**DATA TO PROCESS:**
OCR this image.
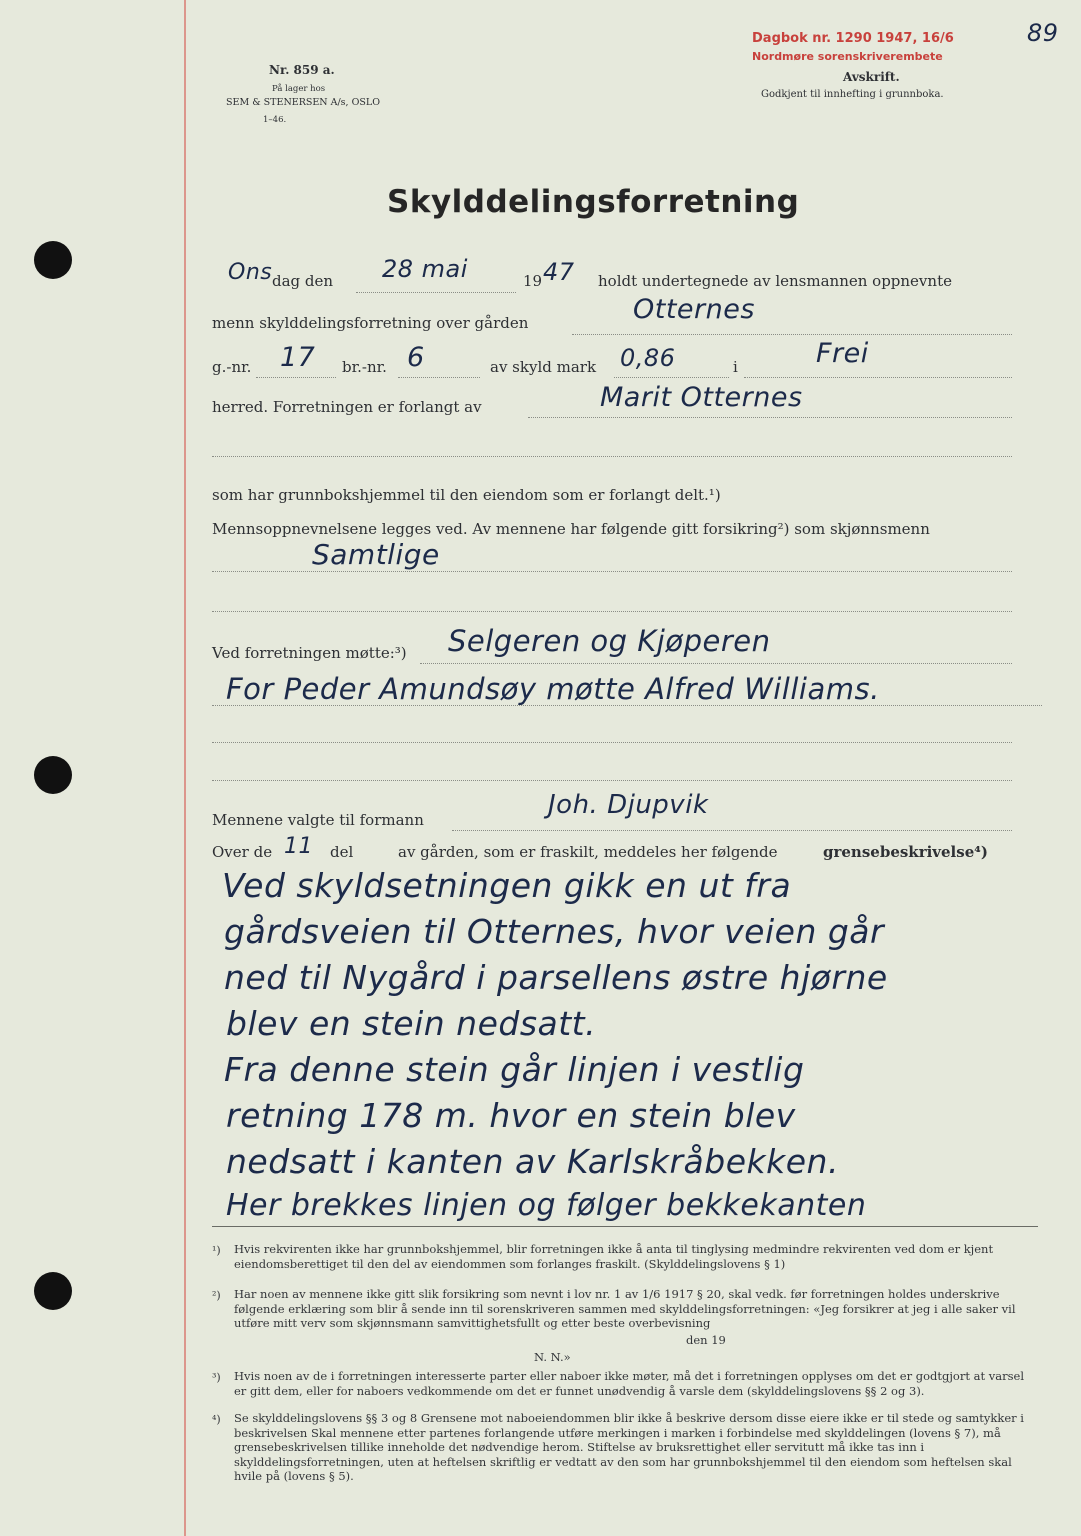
Nr. 859 a.
På lager hos
SEM & STENERSEN A/s, OSLO
1–46.
Dagbok nr. 1290 1947, 16/6
Nordmøre sorenskriverembete
89
Avskrift.
Godkjent til innhefting i grunnboka.
Skylddelingsforretning
Ons dag den 28 mai	19 47 holdt undertegnede av lensmannen oppnevnte
menn skylddelingsforretning over gården	Otternes
g.-nr. 17 br.-nr. 6	av skyld mark 0,86	i	Frei
herred. Forretningen er forlangt av	Marit Otternes
som har grunnbokshjemmel til den eiendom som er forlangt delt.¹)
Mennsoppnevnelsene legges ved. Av mennene har følgende gitt forsikring²) som skjønnsmenn
Samtlige
Ved forretningen møtte:³) Selgeren og Kjøperen
For Peder Amundsøy møtte Alfred Williams.
Mennene valgte til formann	Joh. Djupvik
Over de 11 del	av gården, som er fraskilt, meddeles her følgende	grensebeskrivelse⁴)
Ved skyldsetningen gikk en ut fra
gårdsveien til Otternes, hvor veien går
ned til Nygård i parsellens østre hjørne
blev en stein nedsatt.
Fra denne stein går linjen i vestlig
retning 178 m. hvor en stein blev
nedsatt i kanten av Karlskråbekken.
Her brekkes linjen og følger bekkekanten
¹) Hvis rekvirenten ikke har grunnbokshjemmel, blir forretningen ikke å anta til tinglysing medmindre rekvirenten ved dom er kjent eiendomsberettiget til den del av eiendommen som forlanges fraskilt. (Skylddelingslovens § 1)
²) Har noen av mennene ikke gitt slik forsikring som nevnt i lov nr. 1 av 1/6 1917 § 20, skal vedk. før forretningen holdes underskrive følgende erklæring som blir å sende inn til sorenskriveren sammen med skylddelingsforretningen: «Jeg forsikrer at jeg i alle saker vil utføre mitt verv som skjønnsmann samvittighetsfullt og etter beste overbevisning
den 19
N. N.»
³) Hvis noen av de i forretningen interesserte parter eller naboer ikke møter, må det i forretningen opplyses om det er godtgjort at varsel er gitt dem, eller for naboers vedkommende om det er funnet unødvendig å varsle dem (skylddelingslovens §§ 2 og 3).
⁴) Se skylddelingslovens §§ 3 og 8 Grensene mot naboeiendommen blir ikke å beskrive dersom disse eiere ikke er til stede og samtykker i beskrivelsen Skal mennene etter partenes forlangende utføre merkingen i marken i forbindelse med skylddelingen (lovens § 7), må grensebeskrivelsen tillike inneholde det nødvendige herom. Stiftelse av bruksrettighet eller servitutt må ikke tas inn i skylddelingsforretningen, uten at heftelsen skriftlig er vedtatt av den som har grunnbokshjemmel til den eiendom som heftelsen skal hvile på (lovens § 5).
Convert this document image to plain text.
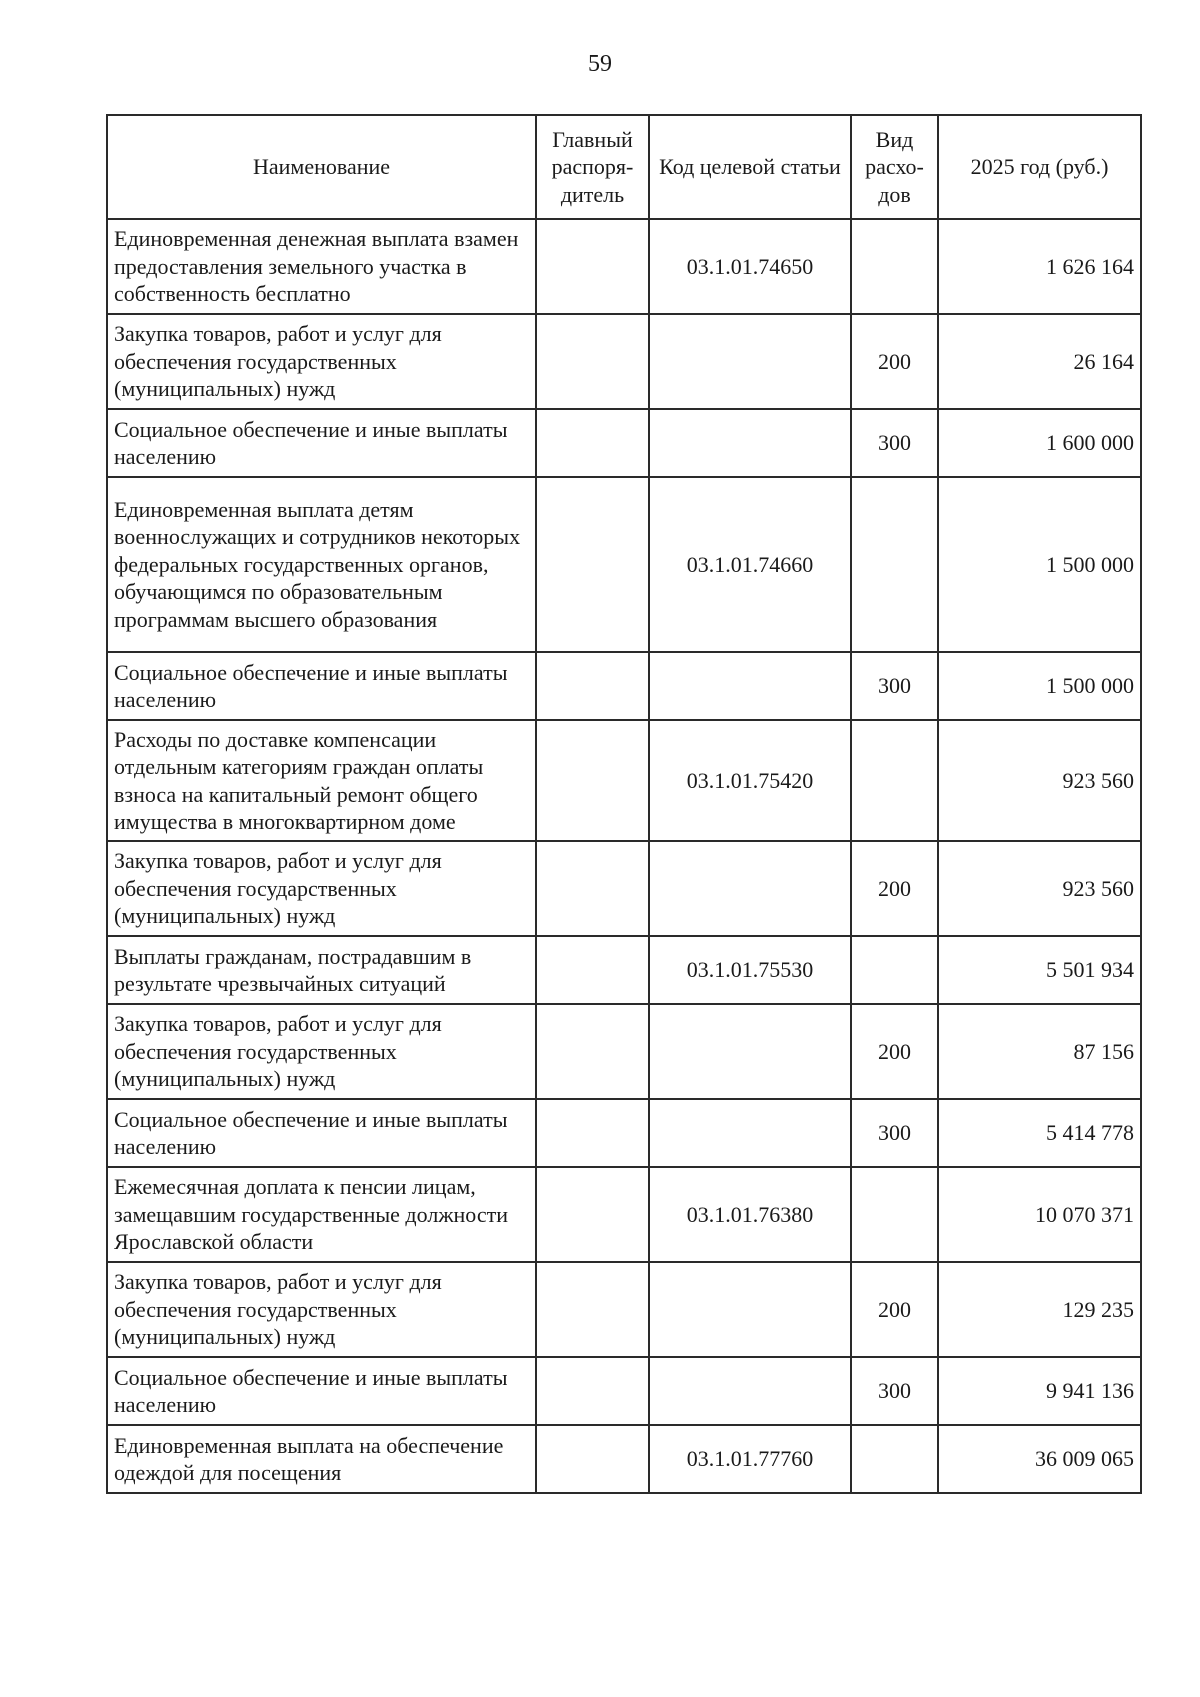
59
Наименование	Главный распоря-дитель	Код целевой статьи	Вид расхо-дов	2025 год (руб.)
Единовременная денежная выплата взамен предоставления земельного участка в собственность бесплатно		03.1.01.74650		1 626 164
Закупка товаров, работ и услуг для обеспечения государственных (муниципальных) нужд			200	26 164
Социальное обеспечение и иные выплаты населению			300	1 600 000
Единовременная выплата детям военнослужащих и сотрудников некоторых федеральных государственных органов, обучающимся по образовательным программам высшего образования		03.1.01.74660		1 500 000
Социальное обеспечение и иные выплаты населению			300	1 500 000
Расходы по доставке компенсации отдельным категориям граждан оплаты взноса на капитальный ремонт общего имущества в многоквартирном доме		03.1.01.75420		923 560
Закупка товаров, работ и услуг для обеспечения государственных (муниципальных) нужд			200	923 560
Выплаты гражданам, пострадавшим в результате чрезвычайных ситуаций		03.1.01.75530		5 501 934
Закупка товаров, работ и услуг для обеспечения государственных (муниципальных) нужд			200	87 156
Социальное обеспечение и иные выплаты населению			300	5 414 778
Ежемесячная доплата к пенсии лицам, замещавшим государственные должности Ярославской области		03.1.01.76380		10 070 371
Закупка товаров, работ и услуг для обеспечения государственных (муниципальных) нужд			200	129 235
Социальное обеспечение и иные выплаты населению			300	9 941 136
Единовременная выплата на обеспечение одеждой для посещения		03.1.01.77760		36 009 065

**WHAT YOU ARE ASKED TO DO:** Lines holding the word "blev" in the entries above are the ones to pull out. Copy them all.

**SOLUTION TO THIS EXERCISE:**
blev en stein nedsatt.
retning 178 m. hvor en stein blev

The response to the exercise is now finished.